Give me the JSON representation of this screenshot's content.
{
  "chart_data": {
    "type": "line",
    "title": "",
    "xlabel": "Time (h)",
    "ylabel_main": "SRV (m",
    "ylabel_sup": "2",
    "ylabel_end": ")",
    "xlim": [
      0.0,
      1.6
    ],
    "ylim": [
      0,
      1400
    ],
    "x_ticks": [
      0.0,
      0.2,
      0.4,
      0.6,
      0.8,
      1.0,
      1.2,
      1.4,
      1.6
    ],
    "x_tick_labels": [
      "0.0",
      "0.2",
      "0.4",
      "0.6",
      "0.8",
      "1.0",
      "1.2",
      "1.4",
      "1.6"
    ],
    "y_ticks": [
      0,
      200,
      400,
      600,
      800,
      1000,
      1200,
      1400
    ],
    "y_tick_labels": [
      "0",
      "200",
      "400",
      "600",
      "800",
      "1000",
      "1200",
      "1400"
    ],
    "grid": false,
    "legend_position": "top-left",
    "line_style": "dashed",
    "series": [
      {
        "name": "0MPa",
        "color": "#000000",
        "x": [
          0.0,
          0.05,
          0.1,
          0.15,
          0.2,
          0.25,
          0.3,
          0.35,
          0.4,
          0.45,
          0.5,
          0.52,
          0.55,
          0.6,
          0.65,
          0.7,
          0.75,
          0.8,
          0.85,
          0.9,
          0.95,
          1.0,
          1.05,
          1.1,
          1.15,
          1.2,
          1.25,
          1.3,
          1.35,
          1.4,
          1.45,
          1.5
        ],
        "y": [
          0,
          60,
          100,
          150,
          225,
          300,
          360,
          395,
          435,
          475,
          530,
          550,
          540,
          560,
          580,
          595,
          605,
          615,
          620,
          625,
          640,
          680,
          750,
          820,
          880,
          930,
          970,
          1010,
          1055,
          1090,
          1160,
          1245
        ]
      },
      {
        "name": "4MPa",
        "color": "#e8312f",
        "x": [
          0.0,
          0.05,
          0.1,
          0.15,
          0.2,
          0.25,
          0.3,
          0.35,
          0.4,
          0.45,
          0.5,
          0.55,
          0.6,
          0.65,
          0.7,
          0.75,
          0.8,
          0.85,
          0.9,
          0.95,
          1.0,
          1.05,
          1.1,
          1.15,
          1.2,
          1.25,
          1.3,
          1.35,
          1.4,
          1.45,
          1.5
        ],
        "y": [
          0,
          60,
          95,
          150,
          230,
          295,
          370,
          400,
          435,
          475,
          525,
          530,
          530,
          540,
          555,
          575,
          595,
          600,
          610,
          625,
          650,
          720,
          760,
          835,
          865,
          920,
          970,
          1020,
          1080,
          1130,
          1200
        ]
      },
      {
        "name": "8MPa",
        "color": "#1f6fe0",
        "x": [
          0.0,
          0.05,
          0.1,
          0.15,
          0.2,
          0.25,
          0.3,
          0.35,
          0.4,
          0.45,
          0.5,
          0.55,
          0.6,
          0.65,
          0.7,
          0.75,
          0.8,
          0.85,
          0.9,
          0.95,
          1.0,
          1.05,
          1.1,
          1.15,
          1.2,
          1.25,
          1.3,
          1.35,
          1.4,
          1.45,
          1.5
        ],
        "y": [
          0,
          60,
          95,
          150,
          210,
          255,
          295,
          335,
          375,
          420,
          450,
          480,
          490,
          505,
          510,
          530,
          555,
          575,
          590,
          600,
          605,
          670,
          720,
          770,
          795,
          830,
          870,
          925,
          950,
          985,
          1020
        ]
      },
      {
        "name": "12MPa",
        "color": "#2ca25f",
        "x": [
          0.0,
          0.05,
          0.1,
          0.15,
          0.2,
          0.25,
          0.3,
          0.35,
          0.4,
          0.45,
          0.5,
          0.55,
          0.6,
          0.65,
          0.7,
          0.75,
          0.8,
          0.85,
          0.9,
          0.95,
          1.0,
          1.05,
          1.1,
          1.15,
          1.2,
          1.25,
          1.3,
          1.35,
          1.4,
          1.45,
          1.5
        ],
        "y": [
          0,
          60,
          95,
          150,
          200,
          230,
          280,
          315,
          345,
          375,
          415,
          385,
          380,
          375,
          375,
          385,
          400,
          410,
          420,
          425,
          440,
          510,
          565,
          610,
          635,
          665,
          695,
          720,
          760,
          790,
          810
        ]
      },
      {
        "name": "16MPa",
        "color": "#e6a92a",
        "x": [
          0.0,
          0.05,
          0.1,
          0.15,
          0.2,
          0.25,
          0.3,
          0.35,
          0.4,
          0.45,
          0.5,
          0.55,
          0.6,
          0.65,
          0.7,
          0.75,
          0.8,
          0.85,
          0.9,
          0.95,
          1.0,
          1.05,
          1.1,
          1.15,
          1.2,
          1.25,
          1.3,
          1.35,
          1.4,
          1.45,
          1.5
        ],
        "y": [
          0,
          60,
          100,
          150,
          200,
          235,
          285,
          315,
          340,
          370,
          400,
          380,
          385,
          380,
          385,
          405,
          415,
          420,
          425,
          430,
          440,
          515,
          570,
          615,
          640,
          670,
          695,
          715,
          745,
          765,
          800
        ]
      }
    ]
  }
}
+---+
§ INSTRUCTION:
Which lines contain the word "name"? Return each of them.

§ SOLUTION FOR THIS TASK:
        "name": "0MPa",
        "name": "4MPa",
        "name": "8MPa",
        "name": "12MPa",
        "name": "16MPa",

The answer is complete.